▶ Problem requirements:
Find and copy every line in the records that includes the string "формирование".
# # # # # # #
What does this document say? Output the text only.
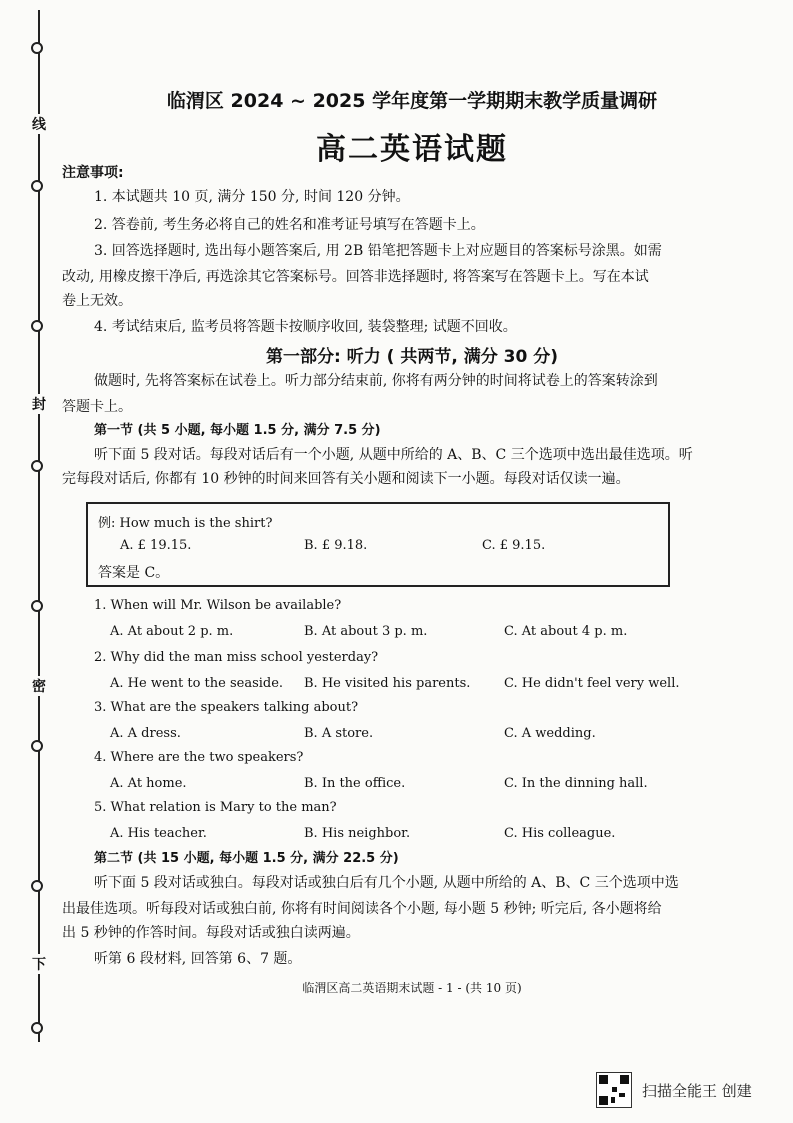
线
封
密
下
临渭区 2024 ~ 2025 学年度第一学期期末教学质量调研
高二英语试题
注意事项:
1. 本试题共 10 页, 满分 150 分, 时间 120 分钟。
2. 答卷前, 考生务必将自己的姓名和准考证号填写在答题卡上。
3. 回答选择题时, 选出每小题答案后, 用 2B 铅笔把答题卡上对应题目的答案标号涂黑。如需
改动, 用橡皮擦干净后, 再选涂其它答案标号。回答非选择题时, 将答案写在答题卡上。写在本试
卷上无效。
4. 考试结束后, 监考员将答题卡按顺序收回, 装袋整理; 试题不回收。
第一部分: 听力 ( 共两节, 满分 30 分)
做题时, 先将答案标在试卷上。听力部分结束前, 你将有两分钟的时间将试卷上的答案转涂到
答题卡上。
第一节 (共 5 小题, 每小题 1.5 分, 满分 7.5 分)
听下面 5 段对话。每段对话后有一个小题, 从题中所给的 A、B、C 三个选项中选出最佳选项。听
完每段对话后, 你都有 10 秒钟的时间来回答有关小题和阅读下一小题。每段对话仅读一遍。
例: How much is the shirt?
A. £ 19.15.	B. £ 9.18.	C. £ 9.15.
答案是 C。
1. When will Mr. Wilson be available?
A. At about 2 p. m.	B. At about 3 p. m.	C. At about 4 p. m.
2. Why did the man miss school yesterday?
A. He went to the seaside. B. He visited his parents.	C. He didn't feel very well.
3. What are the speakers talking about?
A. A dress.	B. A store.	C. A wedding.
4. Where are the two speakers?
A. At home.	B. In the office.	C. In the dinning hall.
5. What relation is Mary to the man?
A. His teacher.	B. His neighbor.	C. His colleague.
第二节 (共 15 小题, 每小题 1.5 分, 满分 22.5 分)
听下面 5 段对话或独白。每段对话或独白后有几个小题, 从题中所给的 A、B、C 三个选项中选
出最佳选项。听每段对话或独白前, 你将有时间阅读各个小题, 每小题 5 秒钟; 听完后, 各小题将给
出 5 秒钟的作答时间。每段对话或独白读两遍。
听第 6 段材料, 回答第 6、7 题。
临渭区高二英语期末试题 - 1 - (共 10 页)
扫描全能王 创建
# # # # # # #
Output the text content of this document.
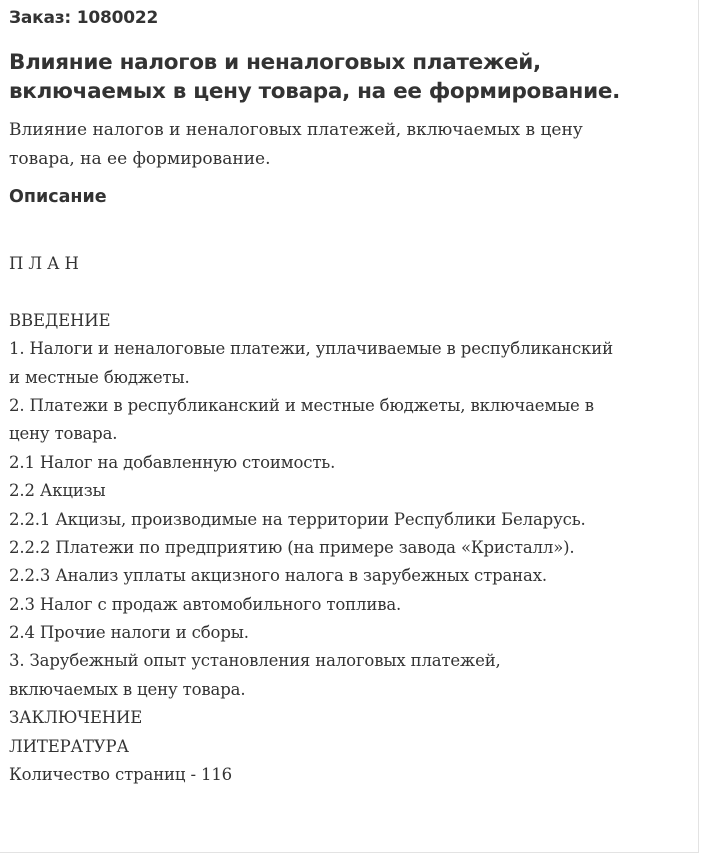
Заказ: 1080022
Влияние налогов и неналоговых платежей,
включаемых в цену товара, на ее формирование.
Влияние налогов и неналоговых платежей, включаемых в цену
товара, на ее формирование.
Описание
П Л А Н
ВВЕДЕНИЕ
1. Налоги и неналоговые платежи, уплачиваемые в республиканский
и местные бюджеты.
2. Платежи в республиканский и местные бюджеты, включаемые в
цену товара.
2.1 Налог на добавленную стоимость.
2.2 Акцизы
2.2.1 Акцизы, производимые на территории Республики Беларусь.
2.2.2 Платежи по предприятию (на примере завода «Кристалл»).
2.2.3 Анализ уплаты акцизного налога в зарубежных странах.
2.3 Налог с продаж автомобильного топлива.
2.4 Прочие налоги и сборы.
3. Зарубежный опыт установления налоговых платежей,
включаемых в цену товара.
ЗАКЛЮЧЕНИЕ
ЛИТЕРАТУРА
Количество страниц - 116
# # # # # # #
▶ The answer:
включаемых в цену товара, на ее формирование.
товара, на ее формирование.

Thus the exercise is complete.